* **Short problem**
Scan the lines below for the string "this" and report how many lines contain it, giving only the number.

* **Data section**

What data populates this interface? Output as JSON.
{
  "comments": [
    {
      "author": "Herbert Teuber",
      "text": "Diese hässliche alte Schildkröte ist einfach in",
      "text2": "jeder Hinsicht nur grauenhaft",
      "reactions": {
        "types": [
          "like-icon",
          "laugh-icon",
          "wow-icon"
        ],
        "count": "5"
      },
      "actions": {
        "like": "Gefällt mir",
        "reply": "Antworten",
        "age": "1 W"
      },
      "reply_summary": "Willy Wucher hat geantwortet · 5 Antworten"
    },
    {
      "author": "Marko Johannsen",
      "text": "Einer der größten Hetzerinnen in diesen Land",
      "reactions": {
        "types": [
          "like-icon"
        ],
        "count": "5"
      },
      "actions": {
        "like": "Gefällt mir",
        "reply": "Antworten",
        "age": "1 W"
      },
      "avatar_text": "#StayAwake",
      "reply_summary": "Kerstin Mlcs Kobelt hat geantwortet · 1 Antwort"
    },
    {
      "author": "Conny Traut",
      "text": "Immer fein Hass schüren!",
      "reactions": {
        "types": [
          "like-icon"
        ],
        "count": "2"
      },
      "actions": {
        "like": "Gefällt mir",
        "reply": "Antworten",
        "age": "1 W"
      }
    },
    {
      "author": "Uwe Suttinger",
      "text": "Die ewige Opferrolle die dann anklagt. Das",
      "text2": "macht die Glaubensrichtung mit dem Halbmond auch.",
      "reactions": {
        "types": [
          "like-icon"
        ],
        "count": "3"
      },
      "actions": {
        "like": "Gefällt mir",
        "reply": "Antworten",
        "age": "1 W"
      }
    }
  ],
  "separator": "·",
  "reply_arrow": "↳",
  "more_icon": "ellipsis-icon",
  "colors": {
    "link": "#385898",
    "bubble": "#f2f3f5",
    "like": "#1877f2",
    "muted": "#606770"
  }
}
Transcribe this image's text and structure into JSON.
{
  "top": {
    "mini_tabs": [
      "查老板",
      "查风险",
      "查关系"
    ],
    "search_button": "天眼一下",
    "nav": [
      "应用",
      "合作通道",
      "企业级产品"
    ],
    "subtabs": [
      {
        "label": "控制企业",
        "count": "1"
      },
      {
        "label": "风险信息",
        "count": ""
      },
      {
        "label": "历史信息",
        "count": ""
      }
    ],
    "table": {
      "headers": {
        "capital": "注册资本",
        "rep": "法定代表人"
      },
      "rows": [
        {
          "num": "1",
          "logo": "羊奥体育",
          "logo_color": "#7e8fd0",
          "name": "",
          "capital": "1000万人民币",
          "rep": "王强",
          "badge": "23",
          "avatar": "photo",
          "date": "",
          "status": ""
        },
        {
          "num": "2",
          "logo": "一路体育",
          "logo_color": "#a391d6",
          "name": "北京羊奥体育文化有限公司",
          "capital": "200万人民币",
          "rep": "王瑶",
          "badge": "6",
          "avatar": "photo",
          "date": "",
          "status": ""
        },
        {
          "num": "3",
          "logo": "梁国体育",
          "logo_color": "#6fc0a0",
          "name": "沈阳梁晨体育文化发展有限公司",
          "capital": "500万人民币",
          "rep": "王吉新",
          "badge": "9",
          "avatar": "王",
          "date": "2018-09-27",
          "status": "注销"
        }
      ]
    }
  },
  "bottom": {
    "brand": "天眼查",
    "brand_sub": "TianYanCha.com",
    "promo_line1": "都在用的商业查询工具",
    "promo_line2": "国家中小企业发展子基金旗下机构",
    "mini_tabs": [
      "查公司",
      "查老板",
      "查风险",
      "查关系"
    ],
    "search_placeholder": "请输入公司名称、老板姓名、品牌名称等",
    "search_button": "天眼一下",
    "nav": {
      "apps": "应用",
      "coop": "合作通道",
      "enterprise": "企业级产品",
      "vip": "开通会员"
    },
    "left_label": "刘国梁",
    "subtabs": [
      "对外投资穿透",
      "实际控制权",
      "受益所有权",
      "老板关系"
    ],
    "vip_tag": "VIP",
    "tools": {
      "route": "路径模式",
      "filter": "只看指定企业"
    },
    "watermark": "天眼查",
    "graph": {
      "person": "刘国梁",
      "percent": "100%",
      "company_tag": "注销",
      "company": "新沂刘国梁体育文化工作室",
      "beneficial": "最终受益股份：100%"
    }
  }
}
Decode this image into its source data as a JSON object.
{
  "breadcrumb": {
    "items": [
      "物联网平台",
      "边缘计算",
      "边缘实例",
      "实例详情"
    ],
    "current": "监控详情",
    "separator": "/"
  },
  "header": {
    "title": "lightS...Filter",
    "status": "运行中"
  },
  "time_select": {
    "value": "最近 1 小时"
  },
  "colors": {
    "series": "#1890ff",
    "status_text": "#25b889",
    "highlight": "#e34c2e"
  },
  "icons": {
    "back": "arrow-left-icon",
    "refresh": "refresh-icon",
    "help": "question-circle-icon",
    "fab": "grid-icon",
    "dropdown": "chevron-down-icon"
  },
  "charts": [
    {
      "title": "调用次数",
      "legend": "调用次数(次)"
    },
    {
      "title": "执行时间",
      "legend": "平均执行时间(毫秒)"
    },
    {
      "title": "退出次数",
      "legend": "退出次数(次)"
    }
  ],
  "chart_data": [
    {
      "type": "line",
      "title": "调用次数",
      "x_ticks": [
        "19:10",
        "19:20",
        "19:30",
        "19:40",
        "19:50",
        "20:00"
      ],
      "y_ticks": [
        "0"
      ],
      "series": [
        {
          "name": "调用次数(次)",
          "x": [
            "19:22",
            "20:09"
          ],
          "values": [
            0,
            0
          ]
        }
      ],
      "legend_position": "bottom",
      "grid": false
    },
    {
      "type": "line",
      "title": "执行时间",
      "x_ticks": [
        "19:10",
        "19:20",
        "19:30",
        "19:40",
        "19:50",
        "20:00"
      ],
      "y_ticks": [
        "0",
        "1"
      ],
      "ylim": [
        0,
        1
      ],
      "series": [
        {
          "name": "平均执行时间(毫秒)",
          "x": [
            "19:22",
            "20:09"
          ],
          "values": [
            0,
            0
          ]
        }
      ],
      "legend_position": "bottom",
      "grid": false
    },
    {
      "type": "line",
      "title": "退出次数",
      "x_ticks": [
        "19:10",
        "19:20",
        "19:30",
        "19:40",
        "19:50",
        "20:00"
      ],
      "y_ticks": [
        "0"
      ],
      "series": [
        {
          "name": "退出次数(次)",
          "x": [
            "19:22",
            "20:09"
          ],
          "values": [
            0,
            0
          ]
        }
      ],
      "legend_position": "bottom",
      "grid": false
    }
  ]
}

* **Complete answer**
3